__Written task__. Say how many lines in the records include the string "ylabel", adding no other words.

━━━━━━━━━━━━━━━━━━━━

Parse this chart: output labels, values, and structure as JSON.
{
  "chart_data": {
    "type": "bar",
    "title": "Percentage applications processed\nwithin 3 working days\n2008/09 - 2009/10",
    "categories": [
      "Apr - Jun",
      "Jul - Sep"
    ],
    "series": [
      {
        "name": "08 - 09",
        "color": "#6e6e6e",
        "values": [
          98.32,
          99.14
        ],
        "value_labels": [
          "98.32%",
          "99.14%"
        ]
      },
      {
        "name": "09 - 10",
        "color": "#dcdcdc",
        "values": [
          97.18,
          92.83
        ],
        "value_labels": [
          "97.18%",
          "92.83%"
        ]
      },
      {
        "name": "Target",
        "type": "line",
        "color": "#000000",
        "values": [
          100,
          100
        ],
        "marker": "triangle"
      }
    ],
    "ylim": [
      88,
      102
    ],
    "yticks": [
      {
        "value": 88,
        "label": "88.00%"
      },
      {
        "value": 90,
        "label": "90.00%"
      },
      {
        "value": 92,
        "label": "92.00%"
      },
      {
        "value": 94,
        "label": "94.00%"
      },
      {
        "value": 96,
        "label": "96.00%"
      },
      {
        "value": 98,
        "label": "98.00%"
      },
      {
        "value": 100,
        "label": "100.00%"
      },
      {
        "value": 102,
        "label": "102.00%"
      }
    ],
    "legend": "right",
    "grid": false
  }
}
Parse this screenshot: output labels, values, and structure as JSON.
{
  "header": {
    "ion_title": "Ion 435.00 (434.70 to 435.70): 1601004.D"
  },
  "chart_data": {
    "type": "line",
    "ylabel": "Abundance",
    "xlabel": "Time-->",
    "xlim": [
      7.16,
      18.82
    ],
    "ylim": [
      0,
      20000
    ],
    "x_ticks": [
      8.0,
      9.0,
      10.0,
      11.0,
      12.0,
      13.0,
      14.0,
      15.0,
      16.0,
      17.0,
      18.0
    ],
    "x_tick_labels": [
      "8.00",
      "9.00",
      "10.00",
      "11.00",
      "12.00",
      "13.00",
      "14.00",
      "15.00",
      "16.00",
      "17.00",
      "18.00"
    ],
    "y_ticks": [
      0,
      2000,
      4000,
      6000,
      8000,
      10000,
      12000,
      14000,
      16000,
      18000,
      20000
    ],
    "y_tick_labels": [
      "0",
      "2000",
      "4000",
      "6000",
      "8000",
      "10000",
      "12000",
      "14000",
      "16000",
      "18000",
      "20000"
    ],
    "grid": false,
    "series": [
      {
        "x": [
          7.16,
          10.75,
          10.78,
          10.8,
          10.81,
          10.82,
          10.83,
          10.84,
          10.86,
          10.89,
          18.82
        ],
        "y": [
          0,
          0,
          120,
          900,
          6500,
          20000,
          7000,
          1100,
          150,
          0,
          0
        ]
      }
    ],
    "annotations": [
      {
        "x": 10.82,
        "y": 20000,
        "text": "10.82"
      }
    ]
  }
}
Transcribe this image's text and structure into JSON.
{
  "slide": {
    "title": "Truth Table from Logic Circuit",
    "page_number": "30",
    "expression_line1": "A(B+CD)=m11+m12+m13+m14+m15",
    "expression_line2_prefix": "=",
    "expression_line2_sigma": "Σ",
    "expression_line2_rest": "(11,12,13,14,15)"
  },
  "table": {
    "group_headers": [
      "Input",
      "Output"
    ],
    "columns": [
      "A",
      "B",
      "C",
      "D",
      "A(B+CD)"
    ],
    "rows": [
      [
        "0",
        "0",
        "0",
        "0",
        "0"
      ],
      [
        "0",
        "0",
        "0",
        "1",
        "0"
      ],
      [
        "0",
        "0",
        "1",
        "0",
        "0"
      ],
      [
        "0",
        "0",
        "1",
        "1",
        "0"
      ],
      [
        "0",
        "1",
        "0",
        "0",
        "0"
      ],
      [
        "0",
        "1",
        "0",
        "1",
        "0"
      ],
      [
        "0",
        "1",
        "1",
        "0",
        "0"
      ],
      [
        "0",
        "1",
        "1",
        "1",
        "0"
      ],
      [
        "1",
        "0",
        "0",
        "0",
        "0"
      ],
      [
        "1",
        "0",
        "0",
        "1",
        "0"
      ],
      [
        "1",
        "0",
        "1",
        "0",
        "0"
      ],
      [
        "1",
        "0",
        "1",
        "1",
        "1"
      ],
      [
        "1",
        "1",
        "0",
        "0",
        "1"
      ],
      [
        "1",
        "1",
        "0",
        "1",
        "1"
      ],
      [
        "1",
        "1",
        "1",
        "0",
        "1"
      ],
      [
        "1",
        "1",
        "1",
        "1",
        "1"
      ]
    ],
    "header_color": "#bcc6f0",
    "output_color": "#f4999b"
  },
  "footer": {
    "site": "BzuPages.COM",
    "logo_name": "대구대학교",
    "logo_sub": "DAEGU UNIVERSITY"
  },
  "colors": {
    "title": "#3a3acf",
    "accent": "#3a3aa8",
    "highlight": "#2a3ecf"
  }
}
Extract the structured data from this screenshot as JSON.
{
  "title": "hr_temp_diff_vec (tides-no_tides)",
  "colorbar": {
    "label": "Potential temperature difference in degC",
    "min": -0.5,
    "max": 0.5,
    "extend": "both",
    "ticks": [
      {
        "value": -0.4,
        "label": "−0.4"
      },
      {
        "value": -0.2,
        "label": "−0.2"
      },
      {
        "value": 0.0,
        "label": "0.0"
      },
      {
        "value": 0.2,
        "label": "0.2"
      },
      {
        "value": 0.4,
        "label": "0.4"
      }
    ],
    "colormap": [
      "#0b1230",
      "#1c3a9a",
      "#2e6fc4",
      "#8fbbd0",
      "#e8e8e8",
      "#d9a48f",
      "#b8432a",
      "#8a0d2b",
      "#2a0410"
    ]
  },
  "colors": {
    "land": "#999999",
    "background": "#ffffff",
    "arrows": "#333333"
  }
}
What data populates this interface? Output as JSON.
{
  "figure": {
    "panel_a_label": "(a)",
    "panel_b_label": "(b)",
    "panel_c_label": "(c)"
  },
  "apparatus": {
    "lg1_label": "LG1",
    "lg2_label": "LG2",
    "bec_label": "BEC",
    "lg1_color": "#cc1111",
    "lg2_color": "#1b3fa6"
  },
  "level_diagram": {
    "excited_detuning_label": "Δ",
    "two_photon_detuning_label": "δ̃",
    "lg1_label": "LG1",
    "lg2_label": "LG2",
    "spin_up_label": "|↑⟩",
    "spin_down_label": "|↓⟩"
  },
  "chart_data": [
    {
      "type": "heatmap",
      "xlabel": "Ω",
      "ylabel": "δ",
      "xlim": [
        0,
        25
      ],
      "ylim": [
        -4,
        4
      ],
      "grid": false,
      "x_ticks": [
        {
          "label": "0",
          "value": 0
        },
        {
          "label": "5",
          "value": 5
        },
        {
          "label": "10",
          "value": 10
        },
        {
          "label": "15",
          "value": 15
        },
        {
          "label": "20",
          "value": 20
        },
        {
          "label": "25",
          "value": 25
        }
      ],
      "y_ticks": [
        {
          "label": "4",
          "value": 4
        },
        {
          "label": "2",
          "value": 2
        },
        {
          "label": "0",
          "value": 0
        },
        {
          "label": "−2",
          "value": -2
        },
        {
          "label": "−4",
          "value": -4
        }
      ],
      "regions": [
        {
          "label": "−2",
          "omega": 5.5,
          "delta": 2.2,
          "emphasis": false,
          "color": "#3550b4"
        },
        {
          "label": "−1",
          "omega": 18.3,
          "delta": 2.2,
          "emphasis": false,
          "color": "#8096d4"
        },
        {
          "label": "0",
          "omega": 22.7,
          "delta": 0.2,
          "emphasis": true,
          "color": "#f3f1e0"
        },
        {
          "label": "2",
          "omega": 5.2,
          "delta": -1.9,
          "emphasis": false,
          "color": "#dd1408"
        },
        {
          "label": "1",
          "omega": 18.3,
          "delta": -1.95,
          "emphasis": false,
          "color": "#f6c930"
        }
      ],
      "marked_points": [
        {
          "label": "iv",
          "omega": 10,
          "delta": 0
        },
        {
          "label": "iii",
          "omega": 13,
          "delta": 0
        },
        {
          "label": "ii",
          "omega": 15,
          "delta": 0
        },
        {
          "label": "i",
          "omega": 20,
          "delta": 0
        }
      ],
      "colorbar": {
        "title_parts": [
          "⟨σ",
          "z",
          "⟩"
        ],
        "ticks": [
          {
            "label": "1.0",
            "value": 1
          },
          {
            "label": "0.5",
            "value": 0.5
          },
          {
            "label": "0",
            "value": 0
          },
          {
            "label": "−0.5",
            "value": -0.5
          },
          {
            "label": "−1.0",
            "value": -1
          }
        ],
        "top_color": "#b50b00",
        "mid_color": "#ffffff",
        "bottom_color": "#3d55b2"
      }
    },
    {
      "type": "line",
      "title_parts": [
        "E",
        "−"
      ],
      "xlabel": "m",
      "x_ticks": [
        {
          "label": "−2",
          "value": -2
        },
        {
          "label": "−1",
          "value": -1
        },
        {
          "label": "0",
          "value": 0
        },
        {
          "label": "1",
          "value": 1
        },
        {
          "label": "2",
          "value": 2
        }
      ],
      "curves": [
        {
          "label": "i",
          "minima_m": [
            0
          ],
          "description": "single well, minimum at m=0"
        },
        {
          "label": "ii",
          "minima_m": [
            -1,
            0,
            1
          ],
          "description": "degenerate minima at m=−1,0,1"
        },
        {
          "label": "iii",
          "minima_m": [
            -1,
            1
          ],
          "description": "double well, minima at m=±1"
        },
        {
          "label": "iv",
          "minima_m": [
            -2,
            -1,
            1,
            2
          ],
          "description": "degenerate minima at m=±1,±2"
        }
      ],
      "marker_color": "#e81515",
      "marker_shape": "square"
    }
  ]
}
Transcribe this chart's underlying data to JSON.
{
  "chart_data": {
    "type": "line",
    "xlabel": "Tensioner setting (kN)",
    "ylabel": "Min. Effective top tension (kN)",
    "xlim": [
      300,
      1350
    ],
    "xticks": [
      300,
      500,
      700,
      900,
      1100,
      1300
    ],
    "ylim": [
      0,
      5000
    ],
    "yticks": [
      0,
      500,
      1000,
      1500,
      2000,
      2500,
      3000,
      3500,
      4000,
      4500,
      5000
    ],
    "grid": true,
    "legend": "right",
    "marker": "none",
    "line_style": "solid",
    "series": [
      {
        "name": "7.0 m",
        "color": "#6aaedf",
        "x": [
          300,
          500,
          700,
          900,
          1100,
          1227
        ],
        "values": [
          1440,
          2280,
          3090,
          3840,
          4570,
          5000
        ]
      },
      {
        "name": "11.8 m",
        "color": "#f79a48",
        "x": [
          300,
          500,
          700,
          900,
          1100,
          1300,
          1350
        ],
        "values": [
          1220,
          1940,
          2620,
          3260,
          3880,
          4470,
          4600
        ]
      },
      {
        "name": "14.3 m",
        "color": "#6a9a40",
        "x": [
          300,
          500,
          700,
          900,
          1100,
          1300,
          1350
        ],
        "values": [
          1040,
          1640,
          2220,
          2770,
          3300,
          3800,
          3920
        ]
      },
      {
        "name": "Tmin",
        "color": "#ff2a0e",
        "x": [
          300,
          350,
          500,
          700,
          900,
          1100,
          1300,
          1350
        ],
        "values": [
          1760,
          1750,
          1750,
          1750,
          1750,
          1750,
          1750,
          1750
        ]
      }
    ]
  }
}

━━━━━━━━━━━━━━━━━━━━

__Written solution__. 3